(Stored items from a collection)
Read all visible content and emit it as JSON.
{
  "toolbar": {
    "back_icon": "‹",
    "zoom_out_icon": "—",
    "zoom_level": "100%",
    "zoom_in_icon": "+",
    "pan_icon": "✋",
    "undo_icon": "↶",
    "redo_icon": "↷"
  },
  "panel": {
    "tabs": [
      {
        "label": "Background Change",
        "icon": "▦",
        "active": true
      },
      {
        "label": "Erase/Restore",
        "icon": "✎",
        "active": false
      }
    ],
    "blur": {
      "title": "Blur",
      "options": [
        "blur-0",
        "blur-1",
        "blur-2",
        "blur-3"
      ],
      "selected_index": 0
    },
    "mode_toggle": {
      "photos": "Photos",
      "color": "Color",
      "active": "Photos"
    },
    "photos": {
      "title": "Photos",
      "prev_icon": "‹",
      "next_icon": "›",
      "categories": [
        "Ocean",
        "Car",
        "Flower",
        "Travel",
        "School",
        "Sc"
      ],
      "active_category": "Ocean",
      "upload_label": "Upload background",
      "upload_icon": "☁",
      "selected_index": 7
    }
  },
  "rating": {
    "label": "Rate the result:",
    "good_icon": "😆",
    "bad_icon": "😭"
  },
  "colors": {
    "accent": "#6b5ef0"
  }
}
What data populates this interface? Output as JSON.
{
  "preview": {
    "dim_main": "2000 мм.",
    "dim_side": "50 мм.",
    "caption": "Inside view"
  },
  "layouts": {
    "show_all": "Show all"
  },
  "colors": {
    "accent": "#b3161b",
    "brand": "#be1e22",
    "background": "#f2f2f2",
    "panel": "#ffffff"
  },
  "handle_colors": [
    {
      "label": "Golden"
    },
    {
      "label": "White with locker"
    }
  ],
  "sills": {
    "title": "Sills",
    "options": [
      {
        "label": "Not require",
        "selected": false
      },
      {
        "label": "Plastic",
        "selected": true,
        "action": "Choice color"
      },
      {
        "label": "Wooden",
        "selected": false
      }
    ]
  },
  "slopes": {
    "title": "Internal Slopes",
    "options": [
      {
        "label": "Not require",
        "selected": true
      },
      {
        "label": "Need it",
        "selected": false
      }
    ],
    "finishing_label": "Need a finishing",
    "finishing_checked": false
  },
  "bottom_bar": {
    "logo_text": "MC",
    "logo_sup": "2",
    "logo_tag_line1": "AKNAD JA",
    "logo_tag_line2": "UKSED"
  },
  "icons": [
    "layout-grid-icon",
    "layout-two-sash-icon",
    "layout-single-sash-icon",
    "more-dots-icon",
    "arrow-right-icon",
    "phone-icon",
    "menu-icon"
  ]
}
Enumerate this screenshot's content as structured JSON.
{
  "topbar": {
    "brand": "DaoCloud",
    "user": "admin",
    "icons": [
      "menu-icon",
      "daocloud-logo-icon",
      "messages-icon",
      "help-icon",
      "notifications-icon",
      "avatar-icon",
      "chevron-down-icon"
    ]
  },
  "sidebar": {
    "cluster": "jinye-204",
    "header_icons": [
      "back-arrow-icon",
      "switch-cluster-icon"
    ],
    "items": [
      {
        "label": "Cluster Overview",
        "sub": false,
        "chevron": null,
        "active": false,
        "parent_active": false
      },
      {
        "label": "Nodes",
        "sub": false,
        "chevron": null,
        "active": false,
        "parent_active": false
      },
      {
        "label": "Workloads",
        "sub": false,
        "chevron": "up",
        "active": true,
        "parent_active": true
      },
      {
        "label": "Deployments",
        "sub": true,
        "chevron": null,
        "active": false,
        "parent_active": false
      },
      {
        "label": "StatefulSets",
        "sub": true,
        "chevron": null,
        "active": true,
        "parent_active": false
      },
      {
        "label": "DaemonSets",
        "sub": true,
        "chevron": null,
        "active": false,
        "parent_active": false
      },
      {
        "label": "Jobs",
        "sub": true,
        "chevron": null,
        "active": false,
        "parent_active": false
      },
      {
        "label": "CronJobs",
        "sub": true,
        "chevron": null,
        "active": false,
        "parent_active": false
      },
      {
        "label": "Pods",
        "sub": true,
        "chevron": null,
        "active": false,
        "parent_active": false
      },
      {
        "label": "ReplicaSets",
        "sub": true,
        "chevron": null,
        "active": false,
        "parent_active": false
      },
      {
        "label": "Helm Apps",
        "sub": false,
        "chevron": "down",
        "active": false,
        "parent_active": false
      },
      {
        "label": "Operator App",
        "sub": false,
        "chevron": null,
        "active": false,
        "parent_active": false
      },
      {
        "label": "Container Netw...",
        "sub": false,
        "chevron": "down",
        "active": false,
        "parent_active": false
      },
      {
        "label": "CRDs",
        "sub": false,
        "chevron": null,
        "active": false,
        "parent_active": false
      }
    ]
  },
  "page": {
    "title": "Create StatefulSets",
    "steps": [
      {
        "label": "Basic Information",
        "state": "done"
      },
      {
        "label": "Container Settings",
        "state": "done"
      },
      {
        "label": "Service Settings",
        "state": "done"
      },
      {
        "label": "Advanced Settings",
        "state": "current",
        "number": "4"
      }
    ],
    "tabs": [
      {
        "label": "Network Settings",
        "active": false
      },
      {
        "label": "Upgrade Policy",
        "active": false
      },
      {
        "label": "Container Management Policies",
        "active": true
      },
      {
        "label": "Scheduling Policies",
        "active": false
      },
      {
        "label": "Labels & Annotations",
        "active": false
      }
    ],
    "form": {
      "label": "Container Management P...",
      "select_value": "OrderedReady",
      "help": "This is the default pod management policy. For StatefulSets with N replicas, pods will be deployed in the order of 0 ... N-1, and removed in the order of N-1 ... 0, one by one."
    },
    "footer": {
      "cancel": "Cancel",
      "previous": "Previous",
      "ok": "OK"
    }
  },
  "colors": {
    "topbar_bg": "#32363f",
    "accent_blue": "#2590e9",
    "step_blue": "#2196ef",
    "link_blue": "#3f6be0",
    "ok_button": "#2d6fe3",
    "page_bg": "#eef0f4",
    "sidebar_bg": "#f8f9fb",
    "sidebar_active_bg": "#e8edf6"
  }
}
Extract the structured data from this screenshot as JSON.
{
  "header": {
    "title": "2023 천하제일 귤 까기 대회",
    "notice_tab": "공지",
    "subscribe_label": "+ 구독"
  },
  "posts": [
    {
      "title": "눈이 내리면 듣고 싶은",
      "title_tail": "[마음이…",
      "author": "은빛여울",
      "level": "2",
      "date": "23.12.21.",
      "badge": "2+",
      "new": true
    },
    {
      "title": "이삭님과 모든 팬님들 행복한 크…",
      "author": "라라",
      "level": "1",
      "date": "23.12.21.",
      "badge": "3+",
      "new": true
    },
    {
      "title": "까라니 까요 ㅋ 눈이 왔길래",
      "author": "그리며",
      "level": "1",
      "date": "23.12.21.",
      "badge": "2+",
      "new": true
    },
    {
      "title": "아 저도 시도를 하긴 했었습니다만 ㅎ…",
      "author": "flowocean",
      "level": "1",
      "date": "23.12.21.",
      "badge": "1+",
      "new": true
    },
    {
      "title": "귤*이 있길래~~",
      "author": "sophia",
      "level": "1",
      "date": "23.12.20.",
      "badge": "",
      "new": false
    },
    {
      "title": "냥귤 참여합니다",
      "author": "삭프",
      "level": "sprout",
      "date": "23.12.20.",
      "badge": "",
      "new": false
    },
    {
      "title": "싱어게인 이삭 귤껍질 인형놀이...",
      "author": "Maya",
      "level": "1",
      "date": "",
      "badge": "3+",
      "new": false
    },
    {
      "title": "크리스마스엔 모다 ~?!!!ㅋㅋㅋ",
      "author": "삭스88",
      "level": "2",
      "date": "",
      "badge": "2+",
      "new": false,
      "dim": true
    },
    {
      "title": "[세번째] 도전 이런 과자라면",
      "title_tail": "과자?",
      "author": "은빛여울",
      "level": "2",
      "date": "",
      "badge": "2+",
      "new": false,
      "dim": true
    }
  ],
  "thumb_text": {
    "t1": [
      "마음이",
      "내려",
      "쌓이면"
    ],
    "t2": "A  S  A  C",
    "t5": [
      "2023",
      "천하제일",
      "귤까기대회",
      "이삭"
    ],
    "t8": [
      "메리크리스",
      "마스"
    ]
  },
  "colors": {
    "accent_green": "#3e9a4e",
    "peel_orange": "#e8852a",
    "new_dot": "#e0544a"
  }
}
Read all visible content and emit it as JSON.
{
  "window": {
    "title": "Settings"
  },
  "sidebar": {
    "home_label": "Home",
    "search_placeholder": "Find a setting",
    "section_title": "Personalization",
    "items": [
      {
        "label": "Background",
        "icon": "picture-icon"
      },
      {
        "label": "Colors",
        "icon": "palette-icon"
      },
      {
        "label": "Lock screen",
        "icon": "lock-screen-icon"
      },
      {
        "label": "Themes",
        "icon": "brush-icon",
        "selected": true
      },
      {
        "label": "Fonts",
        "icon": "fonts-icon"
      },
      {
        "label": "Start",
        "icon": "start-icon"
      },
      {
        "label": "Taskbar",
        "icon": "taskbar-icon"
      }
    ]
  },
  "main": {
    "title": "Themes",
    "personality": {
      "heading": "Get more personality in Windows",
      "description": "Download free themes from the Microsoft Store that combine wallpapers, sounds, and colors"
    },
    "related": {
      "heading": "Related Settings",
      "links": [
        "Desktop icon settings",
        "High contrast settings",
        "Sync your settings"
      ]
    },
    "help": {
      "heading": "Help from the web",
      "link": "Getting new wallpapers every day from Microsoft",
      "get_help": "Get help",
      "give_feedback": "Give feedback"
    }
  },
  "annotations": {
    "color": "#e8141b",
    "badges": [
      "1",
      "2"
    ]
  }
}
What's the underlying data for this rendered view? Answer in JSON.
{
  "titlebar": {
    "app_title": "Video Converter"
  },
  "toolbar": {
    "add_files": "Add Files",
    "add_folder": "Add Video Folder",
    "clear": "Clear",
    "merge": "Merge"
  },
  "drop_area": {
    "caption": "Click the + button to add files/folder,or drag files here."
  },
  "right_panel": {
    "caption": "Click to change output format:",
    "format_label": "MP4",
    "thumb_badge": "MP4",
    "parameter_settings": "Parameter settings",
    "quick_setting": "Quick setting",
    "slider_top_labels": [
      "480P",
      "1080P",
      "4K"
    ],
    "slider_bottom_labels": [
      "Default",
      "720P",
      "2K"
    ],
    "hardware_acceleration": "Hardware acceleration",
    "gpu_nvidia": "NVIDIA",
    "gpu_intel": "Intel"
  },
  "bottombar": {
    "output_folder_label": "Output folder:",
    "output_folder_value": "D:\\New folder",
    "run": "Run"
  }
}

* _What you are asked to do_
Repeat exactly, and only, the lines from the one containing "What's the underlying" through the end of the material.

* _Complete output_
What's the underlying data for this rendered view? Answer in JSON.
{
  "titlebar": {
    "app_title": "Video Converter"
  },
  "toolbar": {
    "add_files": "Add Files",
    "add_folder": "Add Video Folder",
    "clear": "Clear",
    "merge": "Merge"
  },
  "drop_area": {
    "caption": "Click the + button to add files/folder,or drag files here."
  },
  "right_panel": {
    "caption": "Click to change output format:",
    "format_label": "MP4",
    "thumb_badge": "MP4",
    "parameter_settings": "Parameter settings",
    "quick_setting": "Quick setting",
    "slider_top_labels": [
      "480P",
      "1080P",
      "4K"
    ],
    "slider_bottom_labels": [
      "Default",
      "720P",
      "2K"
    ],
    "hardware_acceleration": "Hardware acceleration",
    "gpu_nvidia": "NVIDIA",
    "gpu_intel": "Intel"
  },
  "bottombar": {
    "output_folder_label": "Output folder:",
    "output_folder_value": "D:\\New folder",
    "run": "Run"
  }
}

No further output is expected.